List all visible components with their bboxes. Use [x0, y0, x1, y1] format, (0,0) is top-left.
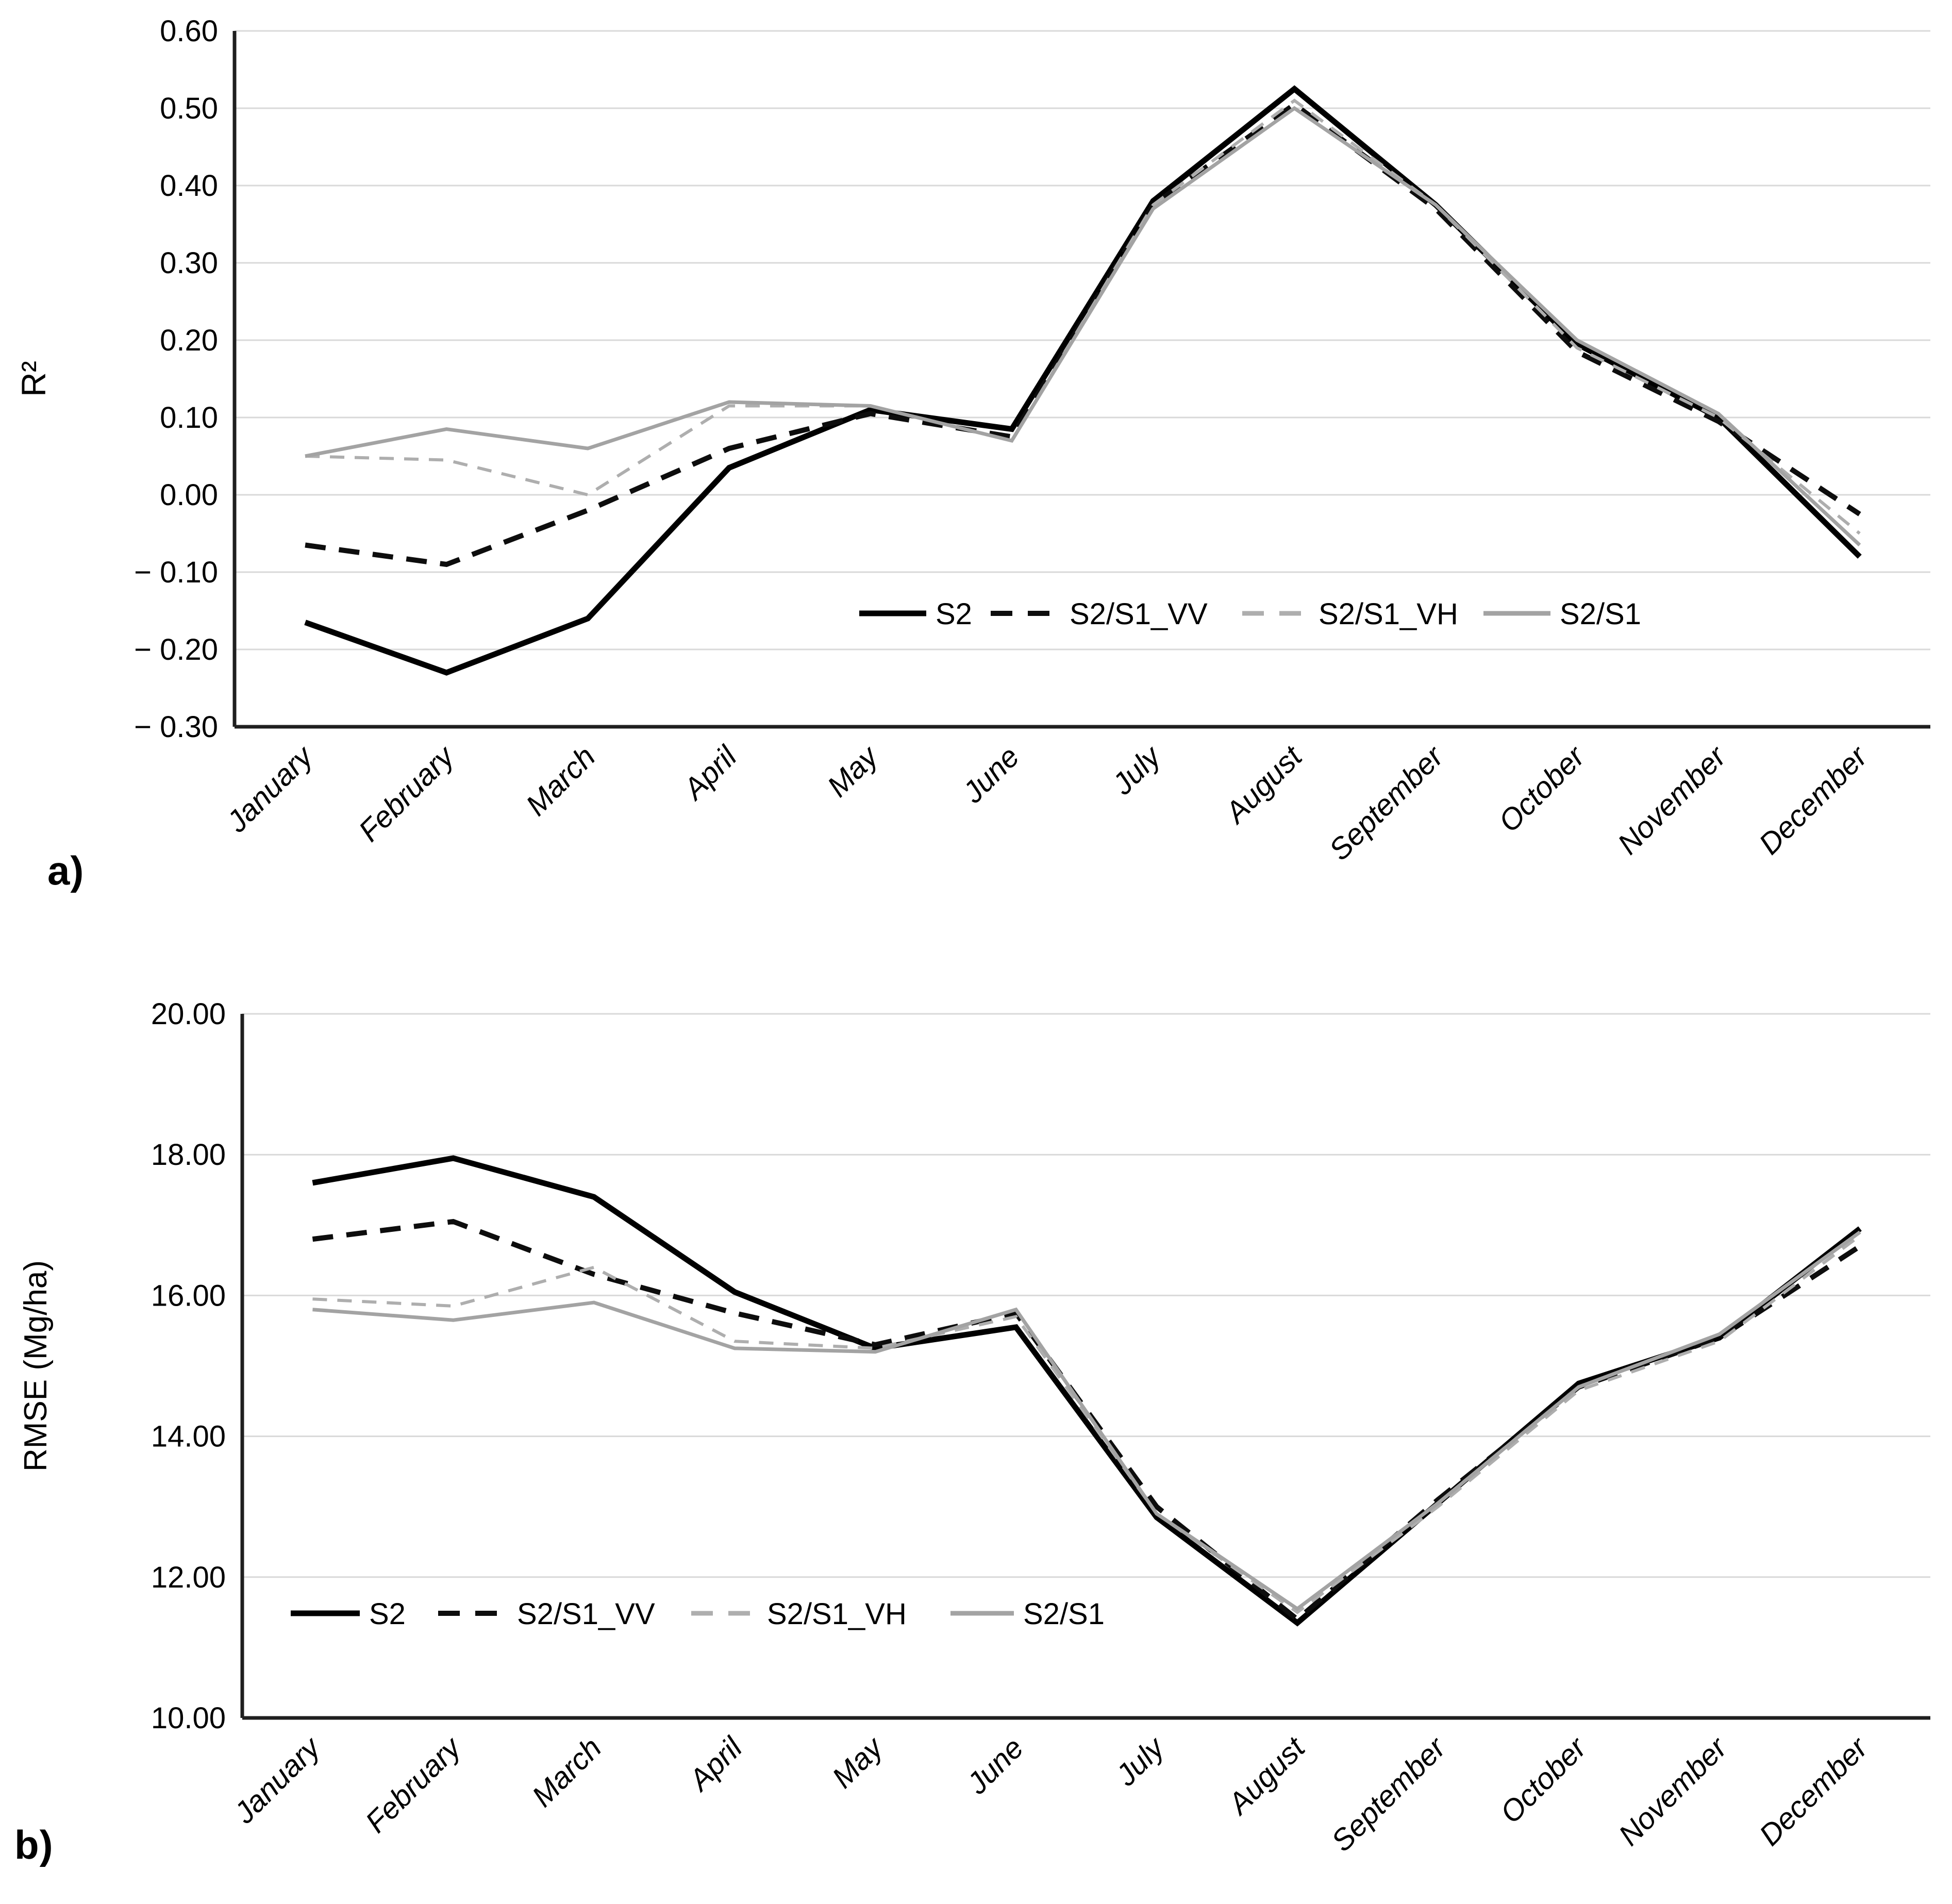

- - - - -

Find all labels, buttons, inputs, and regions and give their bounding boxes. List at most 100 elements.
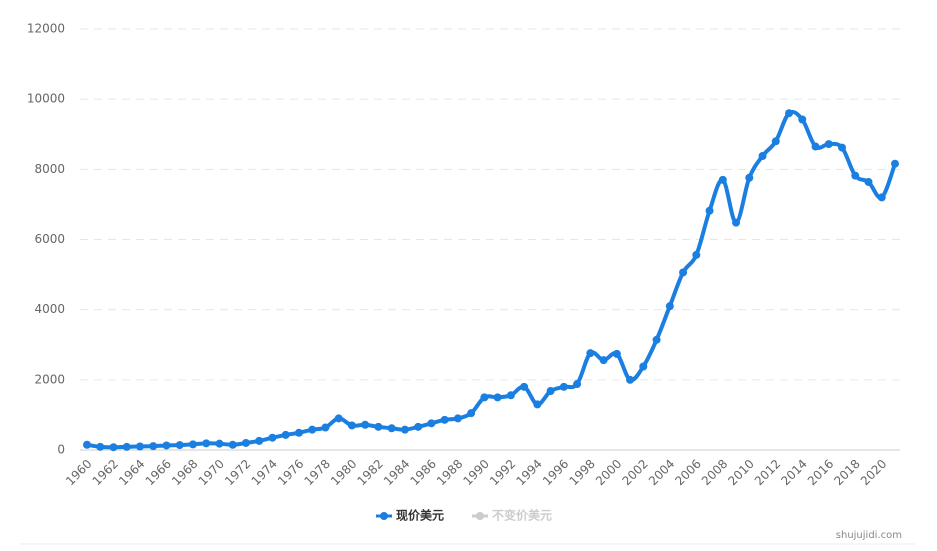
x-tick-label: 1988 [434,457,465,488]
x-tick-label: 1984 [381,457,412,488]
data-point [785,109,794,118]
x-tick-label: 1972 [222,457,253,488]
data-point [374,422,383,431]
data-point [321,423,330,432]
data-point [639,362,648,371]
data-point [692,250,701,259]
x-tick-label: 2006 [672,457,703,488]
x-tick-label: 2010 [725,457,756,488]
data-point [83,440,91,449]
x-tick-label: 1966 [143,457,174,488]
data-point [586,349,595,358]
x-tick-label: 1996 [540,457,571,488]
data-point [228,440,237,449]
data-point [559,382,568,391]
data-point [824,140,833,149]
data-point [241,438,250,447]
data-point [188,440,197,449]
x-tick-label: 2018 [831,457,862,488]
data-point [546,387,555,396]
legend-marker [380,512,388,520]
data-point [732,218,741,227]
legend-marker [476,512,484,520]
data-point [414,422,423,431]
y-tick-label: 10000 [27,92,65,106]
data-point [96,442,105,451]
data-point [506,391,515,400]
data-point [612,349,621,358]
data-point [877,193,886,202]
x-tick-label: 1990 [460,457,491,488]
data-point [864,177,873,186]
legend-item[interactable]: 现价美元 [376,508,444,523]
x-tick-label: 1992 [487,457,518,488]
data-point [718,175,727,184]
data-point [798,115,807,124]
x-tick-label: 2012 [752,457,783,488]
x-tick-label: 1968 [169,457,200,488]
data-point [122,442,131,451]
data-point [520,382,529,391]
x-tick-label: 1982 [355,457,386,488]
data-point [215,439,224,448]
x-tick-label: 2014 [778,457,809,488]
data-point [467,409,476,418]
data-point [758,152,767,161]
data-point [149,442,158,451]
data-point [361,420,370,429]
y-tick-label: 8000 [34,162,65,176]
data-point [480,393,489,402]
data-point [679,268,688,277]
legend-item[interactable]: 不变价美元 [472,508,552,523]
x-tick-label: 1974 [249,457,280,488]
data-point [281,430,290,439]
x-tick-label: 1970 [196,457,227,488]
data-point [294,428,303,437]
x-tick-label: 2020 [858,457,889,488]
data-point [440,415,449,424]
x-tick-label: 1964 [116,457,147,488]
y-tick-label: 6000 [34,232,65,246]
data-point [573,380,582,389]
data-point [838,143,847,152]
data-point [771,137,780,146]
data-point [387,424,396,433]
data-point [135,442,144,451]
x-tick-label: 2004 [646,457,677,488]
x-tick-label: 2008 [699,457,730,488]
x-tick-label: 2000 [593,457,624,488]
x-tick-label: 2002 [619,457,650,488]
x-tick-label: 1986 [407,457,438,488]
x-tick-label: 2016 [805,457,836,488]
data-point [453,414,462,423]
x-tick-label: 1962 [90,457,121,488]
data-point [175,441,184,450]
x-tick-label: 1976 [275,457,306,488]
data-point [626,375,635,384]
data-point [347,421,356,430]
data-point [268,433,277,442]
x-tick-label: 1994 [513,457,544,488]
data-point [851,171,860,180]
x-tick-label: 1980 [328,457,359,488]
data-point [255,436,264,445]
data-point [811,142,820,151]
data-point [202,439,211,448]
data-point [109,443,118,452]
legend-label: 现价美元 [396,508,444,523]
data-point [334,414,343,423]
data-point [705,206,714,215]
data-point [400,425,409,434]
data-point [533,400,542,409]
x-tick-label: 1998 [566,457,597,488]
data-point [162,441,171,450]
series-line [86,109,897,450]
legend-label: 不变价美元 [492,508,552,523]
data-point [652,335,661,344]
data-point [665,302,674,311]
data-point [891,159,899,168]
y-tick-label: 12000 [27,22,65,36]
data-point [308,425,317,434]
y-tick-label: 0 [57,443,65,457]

- - - - -

Problem details> Reproduce verbatim the stretch of material from the line containing "Find all labels, buttons, inputs, and" through the line containing "data-point [824,140,833,149]", with both of those lines included. Omit the pictures.

Worked answer>
Find all labels, buttons, inputs, and regions and give their bounding boxes. List at most 100 elements.
x-tick-label: 1988 [434,457,465,488]
x-tick-label: 1984 [381,457,412,488]
data-point [785,109,794,118]
x-tick-label: 1972 [222,457,253,488]
data-point [374,422,383,431]
data-point [321,423,330,432]
data-point [639,362,648,371]
data-point [692,250,701,259]
x-tick-label: 2006 [672,457,703,488]
x-tick-label: 2010 [725,457,756,488]
data-point [83,440,91,449]
x-tick-label: 1966 [143,457,174,488]
data-point [586,349,595,358]
x-tick-label: 1996 [540,457,571,488]
data-point [228,440,237,449]
data-point [559,382,568,391]
data-point [824,140,833,149]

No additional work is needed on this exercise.